:: Records ::
※

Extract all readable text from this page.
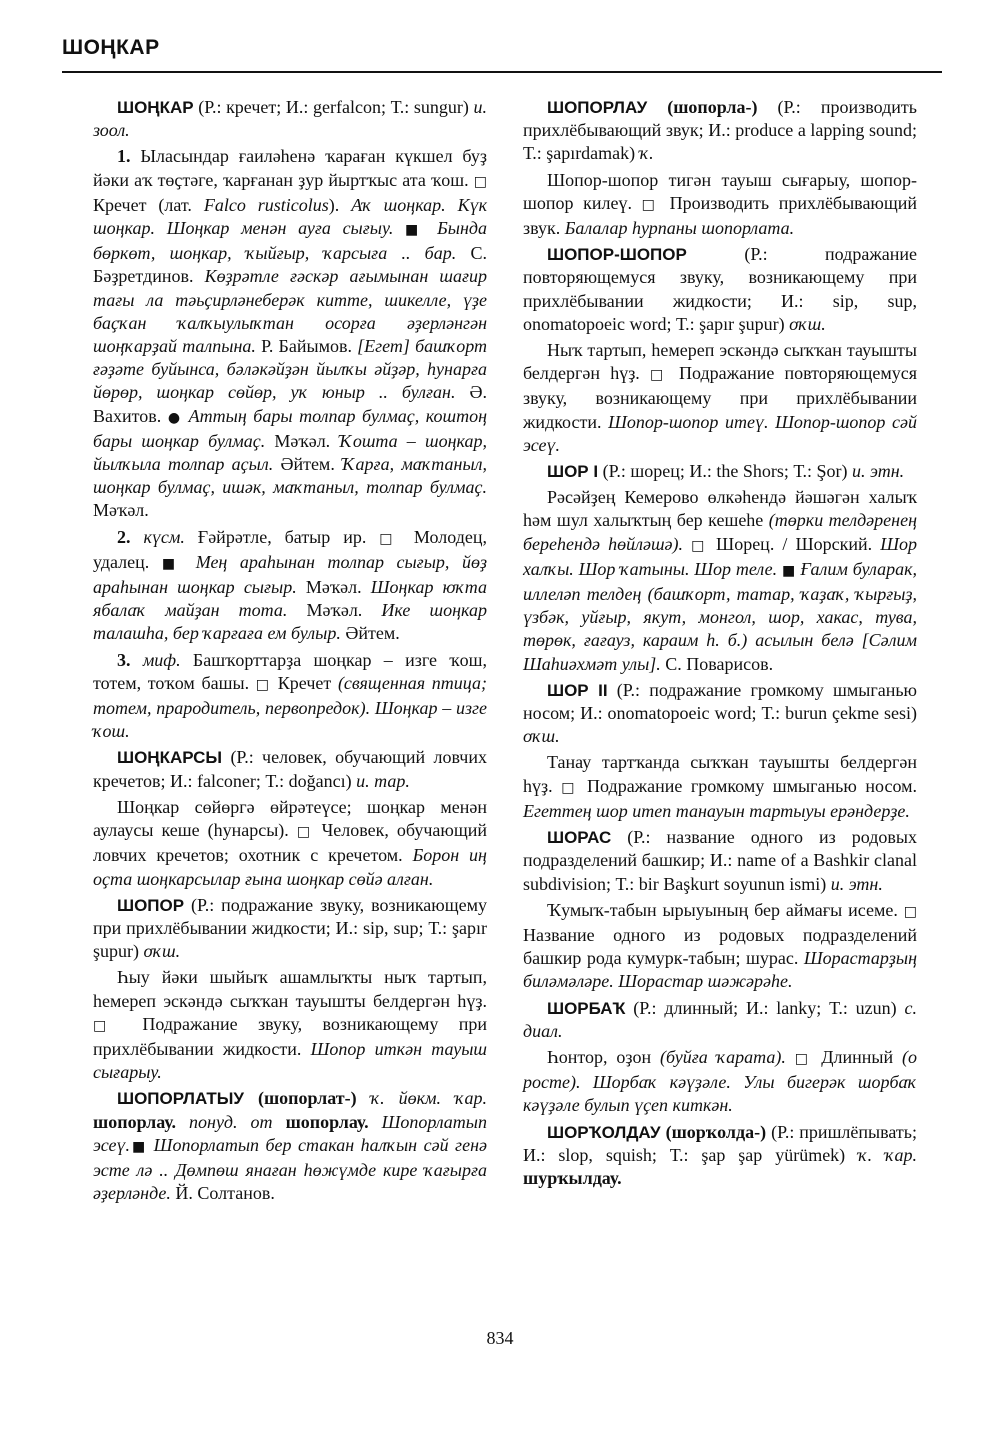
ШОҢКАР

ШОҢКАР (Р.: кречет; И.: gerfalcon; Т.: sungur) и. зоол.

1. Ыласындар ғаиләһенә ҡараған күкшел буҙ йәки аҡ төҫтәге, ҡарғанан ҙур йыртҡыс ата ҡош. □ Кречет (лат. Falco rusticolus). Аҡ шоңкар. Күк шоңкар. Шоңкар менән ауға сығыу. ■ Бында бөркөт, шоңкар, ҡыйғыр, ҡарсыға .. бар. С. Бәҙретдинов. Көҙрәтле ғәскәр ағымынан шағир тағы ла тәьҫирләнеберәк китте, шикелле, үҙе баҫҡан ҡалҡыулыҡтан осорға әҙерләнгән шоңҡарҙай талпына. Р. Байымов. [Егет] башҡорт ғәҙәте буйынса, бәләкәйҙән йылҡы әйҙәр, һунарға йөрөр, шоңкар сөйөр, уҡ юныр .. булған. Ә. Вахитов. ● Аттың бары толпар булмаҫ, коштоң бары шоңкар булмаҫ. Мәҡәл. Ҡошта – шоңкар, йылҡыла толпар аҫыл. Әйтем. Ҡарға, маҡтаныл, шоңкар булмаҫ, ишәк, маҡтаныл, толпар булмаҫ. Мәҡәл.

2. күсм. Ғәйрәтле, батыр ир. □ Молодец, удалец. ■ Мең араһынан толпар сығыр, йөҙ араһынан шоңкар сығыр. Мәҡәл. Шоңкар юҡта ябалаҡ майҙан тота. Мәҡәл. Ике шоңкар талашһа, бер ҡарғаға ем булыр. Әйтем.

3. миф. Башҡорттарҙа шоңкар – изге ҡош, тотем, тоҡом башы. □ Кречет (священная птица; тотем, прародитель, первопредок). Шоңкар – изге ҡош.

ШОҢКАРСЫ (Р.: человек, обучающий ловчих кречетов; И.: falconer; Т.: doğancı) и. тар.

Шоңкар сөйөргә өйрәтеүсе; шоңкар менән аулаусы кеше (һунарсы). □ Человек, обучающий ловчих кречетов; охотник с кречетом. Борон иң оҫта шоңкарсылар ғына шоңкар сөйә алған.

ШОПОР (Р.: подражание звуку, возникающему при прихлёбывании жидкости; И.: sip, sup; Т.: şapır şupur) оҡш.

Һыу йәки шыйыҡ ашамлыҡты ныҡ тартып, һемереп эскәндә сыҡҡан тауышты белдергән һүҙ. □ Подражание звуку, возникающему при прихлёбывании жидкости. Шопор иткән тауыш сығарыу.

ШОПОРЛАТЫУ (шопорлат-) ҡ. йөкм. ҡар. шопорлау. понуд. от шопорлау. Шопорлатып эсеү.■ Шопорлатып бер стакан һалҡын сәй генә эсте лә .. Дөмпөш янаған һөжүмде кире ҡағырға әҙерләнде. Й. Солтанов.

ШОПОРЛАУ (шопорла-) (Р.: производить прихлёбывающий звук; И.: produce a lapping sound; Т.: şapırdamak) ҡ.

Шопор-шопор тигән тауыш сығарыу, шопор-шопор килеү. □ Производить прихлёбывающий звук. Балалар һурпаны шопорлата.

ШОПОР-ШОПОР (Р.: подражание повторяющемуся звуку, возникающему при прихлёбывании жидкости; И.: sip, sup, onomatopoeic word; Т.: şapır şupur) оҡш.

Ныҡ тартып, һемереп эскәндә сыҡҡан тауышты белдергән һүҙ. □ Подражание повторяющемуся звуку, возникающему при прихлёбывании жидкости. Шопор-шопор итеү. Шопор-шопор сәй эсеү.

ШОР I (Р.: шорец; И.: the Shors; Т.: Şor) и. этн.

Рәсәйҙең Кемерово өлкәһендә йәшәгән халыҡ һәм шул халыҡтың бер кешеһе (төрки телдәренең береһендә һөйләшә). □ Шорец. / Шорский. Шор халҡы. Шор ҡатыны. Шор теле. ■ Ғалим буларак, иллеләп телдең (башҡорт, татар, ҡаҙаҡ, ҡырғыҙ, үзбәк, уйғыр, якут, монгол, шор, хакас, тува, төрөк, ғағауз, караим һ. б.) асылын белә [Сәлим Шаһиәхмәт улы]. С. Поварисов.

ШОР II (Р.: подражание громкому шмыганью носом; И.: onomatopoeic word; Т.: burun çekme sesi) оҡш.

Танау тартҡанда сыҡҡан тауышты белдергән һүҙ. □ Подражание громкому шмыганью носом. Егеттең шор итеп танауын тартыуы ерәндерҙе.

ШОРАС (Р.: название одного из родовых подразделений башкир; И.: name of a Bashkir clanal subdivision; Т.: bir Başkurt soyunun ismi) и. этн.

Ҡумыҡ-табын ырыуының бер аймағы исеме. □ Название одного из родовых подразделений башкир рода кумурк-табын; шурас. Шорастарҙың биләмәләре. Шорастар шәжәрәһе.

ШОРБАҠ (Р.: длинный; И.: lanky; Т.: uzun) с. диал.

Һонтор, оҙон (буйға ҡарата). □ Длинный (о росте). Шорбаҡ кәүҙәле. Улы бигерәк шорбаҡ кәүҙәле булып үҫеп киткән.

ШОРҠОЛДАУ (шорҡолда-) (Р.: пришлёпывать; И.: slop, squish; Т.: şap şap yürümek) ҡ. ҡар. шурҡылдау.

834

※

:: Exercise details ::
Without the pictures, print the records in full, exactly as they appear.

:: In response ::
Extract all readable text from this page.
ШОҢКАР

ШОҢКАР (Р.: кречет; И.: gerfalcon; Т.: sungur) и. зоол.

1. Ыласындар ғаиләһенә ҡараған күкшел буҙ йәки аҡ төҫтәге, ҡарғанан ҙур йыртҡыс ата ҡош. □ Кречет (лат. Falco rusticolus). Аҡ шоңкар. Күк шоңкар. Шоңкар менән ауға сығыу. ■ Бында бөркөт, шоңкар, ҡыйғыр, ҡарсыға .. бар. С. Бәҙретдинов. Көҙрәтле ғәскәр ағымынан шағир тағы ла тәьҫирләнеберәк китте, шикелле, үҙе баҫҡан ҡалҡыулыҡтан осорға әҙерләнгән шоңҡарҙай талпына. Р. Байымов. [Егет] башҡорт ғәҙәте буйынса, бәләкәйҙән йылҡы әйҙәр, һунарға йөрөр, шоңкар сөйөр, уҡ юныр .. булған. Ә. Вахитов. ● Аттың бары толпар булмаҫ, коштоң бары шоңкар булмаҫ. Мәҡәл. Ҡошта – шоңкар, йылҡыла толпар аҫыл. Әйтем. Ҡарға, маҡтаныл, шоңкар булмаҫ, ишәк, маҡтаныл, толпар булмаҫ. Мәҡәл.

2. күсм. Ғәйрәтле, батыр ир. □ Молодец, удалец. ■ Мең араһынан толпар сығыр, йөҙ араһынан шоңкар сығыр. Мәҡәл. Шоңкар юҡта ябалаҡ майҙан тота. Мәҡәл. Ике шоңкар талашһа, бер ҡарғаға ем булыр. Әйтем.

3. миф. Башҡорттарҙа шоңкар – изге ҡош, тотем, тоҡом башы. □ Кречет (священная птица; тотем, прародитель, первопредок). Шоңкар – изге ҡош.

ШОҢКАРСЫ (Р.: человек, обучающий ловчих кречетов; И.: falconer; Т.: doğancı) и. тар.

Шоңкар сөйөргә өйрәтеүсе; шоңкар менән аулаусы кеше (һунарсы). □ Человек, обучающий ловчих кречетов; охотник с кречетом. Борон иң оҫта шоңкарсылар ғына шоңкар сөйә алған.

ШОПОР (Р.: подражание звуку, возникающему при прихлёбывании жидкости; И.: sip, sup; Т.: şapır şupur) оҡш.

Һыу йәки шыйыҡ ашамлыҡты ныҡ тартып, һемереп эскәндә сыҡҡан тауышты белдергән һүҙ. □ Подражание звуку, возникающему при прихлёбывании жидкости. Шопор иткән тауыш сығарыу.

ШОПОРЛАТЫУ (шопорлат-) ҡ. йөкм. ҡар. шопорлау. понуд. от шопорлау. Шопорлатып эсеү.■ Шопорлатып бер стакан һалҡын сәй генә эсте лә .. Дөмпөш янаған һөжүмде кире ҡағырға әҙерләнде. Й. Солтанов.

ШОПОРЛАУ (шопорла-) (Р.: производить прихлёбывающий звук; И.: produce a lapping sound; Т.: şapırdamak) ҡ.

Шопор-шопор тигән тауыш сығарыу, шопор-шопор килеү. □ Производить прихлёбывающий звук. Балалар һурпаны шопорлата.

ШОПОР-ШОПОР (Р.: подражание повторяющемуся звуку, возникающему при прихлёбывании жидкости; И.: sip, sup, onomatopoeic word; Т.: şapır şupur) оҡш.

Ныҡ тартып, һемереп эскәндә сыҡҡан тауышты белдергән һүҙ. □ Подражание повторяющемуся звуку, возникающему при прихлёбывании жидкости. Шопор-шопор итеү. Шопор-шопор сәй эсеү.

ШОР I (Р.: шорец; И.: the Shors; Т.: Şor) и. этн.

Рәсәйҙең Кемерово өлкәһендә йәшәгән халыҡ һәм шул халыҡтың бер кешеһе (төрки телдәренең береһендә һөйләшә). □ Шорец. / Шорский. Шор халҡы. Шор ҡатыны. Шор теле. ■ Ғалим буларак, иллеләп телдең (башҡорт, татар, ҡаҙаҡ, ҡырғыҙ, үзбәк, уйғыр, якут, монгол, шор, хакас, тува, төрөк, ғағауз, караим һ. б.) асылын белә [Сәлим Шаһиәхмәт улы]. С. Поварисов.

ШОР II (Р.: подражание громкому шмыганью носом; И.: onomatopoeic word; Т.: burun çekme sesi) оҡш.

Танау тартҡанда сыҡҡан тауышты белдергән һүҙ. □ Подражание громкому шмыганью носом. Егеттең шор итеп танауын тартыуы ерәндерҙе.

ШОРАС (Р.: название одного из родовых подразделений башкир; И.: name of a Bashkir clanal subdivision; Т.: bir Başkurt soyunun ismi) и. этн.

Ҡумыҡ-табын ырыуының бер аймағы исеме. □ Название одного из родовых подразделений башкир рода кумурк-табын; шурас. Шорастарҙың биләмәләре. Шорастар шәжәрәһе.

ШОРБАҠ (Р.: длинный; И.: lanky; Т.: uzun) с. диал.

Һонтор, оҙон (буйға ҡарата). □ Длинный (о росте). Шорбаҡ кәүҙәле. Улы бигерәк шорбаҡ кәүҙәле булып үҫеп киткән.

ШОРҠОЛДАУ (шорҡолда-) (Р.: пришлёпывать; И.: slop, squish; Т.: şap şap yürümek) ҡ. ҡар. шурҡылдау.

834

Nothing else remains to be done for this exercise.